(Items from a data source)
-=-=-=-=-

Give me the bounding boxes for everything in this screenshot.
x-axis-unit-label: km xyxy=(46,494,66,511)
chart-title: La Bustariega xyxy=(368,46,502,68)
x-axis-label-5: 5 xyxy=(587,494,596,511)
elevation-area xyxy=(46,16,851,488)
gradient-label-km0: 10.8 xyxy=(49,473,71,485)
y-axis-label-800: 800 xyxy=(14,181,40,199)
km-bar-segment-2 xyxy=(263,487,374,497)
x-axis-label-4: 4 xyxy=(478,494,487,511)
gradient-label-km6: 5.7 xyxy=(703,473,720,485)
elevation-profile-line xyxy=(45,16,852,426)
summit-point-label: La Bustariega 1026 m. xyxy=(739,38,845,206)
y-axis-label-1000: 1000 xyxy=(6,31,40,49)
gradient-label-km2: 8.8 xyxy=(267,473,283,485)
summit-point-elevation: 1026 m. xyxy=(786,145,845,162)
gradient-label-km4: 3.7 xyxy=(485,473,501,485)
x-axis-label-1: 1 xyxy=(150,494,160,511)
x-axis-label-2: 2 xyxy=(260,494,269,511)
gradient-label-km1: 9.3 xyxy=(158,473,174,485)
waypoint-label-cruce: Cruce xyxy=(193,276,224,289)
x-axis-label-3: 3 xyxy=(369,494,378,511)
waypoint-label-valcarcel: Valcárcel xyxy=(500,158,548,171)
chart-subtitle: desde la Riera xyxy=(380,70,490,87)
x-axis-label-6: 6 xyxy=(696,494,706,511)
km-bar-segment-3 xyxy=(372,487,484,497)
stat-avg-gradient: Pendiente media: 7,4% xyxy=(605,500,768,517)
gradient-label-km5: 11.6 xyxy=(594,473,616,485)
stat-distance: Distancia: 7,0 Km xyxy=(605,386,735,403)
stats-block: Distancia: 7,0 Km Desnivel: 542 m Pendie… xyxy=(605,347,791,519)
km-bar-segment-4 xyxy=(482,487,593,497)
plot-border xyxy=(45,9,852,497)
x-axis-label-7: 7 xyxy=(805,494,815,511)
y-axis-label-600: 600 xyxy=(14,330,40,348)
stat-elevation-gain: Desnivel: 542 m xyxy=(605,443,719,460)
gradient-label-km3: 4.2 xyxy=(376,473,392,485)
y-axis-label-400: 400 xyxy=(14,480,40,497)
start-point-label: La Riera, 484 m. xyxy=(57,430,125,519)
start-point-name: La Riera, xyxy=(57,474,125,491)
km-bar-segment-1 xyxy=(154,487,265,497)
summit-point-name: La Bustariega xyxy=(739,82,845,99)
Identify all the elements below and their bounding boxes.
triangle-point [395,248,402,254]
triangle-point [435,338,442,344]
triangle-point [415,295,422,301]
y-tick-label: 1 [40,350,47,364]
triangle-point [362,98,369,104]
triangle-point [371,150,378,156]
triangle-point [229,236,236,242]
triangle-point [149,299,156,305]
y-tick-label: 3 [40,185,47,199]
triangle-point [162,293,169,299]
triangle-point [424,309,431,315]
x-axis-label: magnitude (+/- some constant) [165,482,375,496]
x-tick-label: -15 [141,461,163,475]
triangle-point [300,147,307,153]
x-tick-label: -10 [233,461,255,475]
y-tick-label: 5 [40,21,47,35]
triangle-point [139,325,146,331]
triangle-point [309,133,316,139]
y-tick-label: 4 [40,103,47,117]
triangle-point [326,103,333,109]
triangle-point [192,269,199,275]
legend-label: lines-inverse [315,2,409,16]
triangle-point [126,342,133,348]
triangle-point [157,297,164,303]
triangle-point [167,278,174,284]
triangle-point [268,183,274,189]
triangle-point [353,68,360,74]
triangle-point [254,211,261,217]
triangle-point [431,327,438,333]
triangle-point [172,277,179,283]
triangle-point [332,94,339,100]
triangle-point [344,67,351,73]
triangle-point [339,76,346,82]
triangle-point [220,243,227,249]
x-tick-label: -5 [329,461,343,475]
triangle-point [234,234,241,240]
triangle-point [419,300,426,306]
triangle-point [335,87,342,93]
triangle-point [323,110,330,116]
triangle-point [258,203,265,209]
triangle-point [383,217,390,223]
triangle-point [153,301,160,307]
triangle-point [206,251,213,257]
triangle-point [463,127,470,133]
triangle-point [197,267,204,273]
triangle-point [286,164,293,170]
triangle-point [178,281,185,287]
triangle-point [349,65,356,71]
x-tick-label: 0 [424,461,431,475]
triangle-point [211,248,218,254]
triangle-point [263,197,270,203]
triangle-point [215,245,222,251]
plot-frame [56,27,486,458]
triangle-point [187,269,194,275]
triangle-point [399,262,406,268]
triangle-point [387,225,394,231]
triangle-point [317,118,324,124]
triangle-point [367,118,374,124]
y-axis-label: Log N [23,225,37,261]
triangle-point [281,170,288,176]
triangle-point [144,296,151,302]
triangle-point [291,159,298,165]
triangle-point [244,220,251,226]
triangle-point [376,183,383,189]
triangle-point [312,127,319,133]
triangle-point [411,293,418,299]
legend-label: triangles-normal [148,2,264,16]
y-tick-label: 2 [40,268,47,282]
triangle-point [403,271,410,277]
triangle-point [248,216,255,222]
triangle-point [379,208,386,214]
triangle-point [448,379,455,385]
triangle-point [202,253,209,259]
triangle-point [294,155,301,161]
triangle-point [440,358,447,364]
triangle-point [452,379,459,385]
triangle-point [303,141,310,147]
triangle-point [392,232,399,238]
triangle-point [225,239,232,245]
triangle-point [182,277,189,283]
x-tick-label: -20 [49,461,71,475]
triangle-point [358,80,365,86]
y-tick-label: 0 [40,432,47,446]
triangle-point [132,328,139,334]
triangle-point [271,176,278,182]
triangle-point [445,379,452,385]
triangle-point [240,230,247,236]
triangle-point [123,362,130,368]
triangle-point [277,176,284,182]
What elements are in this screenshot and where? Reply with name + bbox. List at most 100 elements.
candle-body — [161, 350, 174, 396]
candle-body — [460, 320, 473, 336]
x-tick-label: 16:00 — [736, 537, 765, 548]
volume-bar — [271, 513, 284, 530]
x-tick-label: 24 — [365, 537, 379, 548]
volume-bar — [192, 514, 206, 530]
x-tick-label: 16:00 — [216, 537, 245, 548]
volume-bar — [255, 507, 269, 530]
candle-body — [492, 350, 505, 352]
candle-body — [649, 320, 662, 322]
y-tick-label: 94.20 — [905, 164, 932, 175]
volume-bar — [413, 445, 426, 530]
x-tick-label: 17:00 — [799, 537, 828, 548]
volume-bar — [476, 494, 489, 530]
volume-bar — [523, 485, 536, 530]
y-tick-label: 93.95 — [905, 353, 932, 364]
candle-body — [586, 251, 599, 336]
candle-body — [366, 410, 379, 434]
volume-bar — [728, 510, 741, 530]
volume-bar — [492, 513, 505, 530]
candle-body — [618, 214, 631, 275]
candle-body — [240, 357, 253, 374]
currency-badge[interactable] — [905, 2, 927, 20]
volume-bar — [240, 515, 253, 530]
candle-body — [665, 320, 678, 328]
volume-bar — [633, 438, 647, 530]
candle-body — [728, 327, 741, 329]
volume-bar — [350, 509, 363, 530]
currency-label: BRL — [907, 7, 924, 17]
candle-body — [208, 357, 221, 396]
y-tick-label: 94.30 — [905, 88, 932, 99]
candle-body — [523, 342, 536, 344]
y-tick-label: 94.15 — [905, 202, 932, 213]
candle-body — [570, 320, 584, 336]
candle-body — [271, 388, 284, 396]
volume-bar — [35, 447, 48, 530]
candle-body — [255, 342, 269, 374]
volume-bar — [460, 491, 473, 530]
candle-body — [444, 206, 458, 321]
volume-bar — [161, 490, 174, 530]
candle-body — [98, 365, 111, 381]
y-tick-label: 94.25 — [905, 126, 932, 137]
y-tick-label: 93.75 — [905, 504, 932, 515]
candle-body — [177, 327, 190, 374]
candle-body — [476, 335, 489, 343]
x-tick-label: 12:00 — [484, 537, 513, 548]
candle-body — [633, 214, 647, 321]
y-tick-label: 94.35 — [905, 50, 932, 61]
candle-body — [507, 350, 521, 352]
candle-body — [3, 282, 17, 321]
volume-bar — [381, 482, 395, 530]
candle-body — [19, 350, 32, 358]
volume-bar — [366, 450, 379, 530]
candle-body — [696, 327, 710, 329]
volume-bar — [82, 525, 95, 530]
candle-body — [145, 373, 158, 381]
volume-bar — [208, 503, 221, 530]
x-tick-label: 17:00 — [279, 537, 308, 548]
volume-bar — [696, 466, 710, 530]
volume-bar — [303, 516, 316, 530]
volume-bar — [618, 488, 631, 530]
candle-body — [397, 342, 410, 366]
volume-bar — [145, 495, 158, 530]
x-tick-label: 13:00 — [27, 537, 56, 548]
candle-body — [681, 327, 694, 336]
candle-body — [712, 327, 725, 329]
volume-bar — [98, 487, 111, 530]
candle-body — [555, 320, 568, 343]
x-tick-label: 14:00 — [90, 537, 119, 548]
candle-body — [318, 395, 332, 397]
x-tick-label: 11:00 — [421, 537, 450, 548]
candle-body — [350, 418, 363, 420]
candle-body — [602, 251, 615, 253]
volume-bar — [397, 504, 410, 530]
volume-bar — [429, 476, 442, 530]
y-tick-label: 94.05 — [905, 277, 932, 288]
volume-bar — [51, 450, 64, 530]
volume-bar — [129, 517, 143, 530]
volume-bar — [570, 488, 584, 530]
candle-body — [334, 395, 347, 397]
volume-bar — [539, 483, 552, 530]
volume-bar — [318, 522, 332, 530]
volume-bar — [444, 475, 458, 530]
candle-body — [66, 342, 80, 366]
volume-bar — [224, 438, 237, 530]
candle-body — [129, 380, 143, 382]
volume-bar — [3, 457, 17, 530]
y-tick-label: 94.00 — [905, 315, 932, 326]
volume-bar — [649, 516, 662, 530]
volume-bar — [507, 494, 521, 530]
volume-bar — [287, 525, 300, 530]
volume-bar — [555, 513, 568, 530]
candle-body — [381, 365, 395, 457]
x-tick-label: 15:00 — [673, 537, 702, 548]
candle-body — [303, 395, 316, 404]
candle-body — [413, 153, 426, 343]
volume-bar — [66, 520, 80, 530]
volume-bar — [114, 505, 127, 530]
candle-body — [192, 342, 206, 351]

-=-=-=-=-

● WHAT YOU SHOULD DO: Give the records from the beginning through the line containing "triangle-point [424,309,431,315]" as a JSON list of strings, one string per line and no blank lines. Leave out everything after that line.

● EXPECTED OUTPUT:
[
  "Give me the bounding boxes for everything in this screenshot.",
  "x-axis-unit-label: km xyxy=(46,494,66,511)",
  "chart-title: La Bustariega xyxy=(368,46,502,68)",
  "x-axis-label-5: 5 xyxy=(587,494,596,511)",
  "elevation-area xyxy=(46,16,851,488)",
  "gradient-label-km0: 10.8 xyxy=(49,473,71,485)",
  "y-axis-label-800: 800 xyxy=(14,181,40,199)",
  "km-bar-segment-2 xyxy=(263,487,374,497)",
  "x-axis-label-4: 4 xyxy=(478,494,487,511)",
  "gradient-label-km6: 5.7 xyxy=(703,473,720,485)",
  "elevation-profile-line xyxy=(45,16,852,426)",
  "summit-point-label: La Bustariega 1026 m. xyxy=(739,38,845,206)",
  "y-axis-label-1000: 1000 xyxy=(6,31,40,49)",
  "gradient-label-km2: 8.8 xyxy=(267,473,283,485)",
  "summit-point-elevation: 1026 m. xyxy=(786,145,845,162)",
  "gradient-label-km4: 3.7 xyxy=(485,473,501,485)",
  "x-axis-label-1: 1 xyxy=(150,494,160,511)",
  "x-axis-label-2: 2 xyxy=(260,494,269,511)",
  "gradient-label-km1: 9.3 xyxy=(158,473,174,485)",
  "waypoint-label-cruce: Cruce xyxy=(193,276,224,289)",
  "x-axis-label-3: 3 xyxy=(369,494,378,511)",
  "waypoint-label-valcarcel: Valcárcel xyxy=(500,158,548,171)",
  "chart-subtitle: desde la Riera xyxy=(380,70,490,87)",
  "x-axis-label-6: 6 xyxy=(696,494,706,511)",
  "km-bar-segment-3 xyxy=(372,487,484,497)",
  "stat-avg-gradient: Pendiente media: 7,4% xyxy=(605,500,768,517)",
  "gradient-label-km5: 11.6 xyxy=(594,473,616,485)",
  "stat-distance: Distancia: 7,0 Km xyxy=(605,386,735,403)",
  "stats-block: Distancia: 7,0 Km Desnivel: 542 m Pendie… xyxy=(605,347,791,519)",
  "km-bar-segment-4 xyxy=(482,487,593,497)",
  "plot-border xyxy=(45,9,852,497)",
  "x-axis-label-7: 7 xyxy=(805,494,815,511)",
  "y-axis-label-600: 600 xyxy=(14,330,40,348)",
  "stat-elevation-gain: Desnivel: 542 m xyxy=(605,443,719,460)",
  "gradient-label-km3: 4.2 xyxy=(376,473,392,485)",
  "y-axis-label-400: 400 xyxy=(14,480,40,497)",
  "start-point-label: La Riera, 484 m. xyxy=(57,430,125,519)",
  "start-point-name: La Riera, xyxy=(57,474,125,491)",
  "km-bar-segment-1 xyxy=(154,487,265,497)",
  "summit-point-name: La Bustariega xyxy=(739,82,845,99)",
  "Identify all the elements below and their bounding boxes.",
  "triangle-point [395,248,402,254]",
  "triangle-point [435,338,442,344]",
  "triangle-point [415,295,422,301]",
  "y-tick-label: 1 [40,350,47,364]",
  "triangle-point [362,98,369,104]",
  "triangle-point [371,150,378,156]",
  "triangle-point [229,236,236,242]",
  "triangle-point [149,299,156,305]",
  "y-tick-label: 3 [40,185,47,199]",
  "triangle-point [162,293,169,299]",
  "triangle-point [424,309,431,315]"
]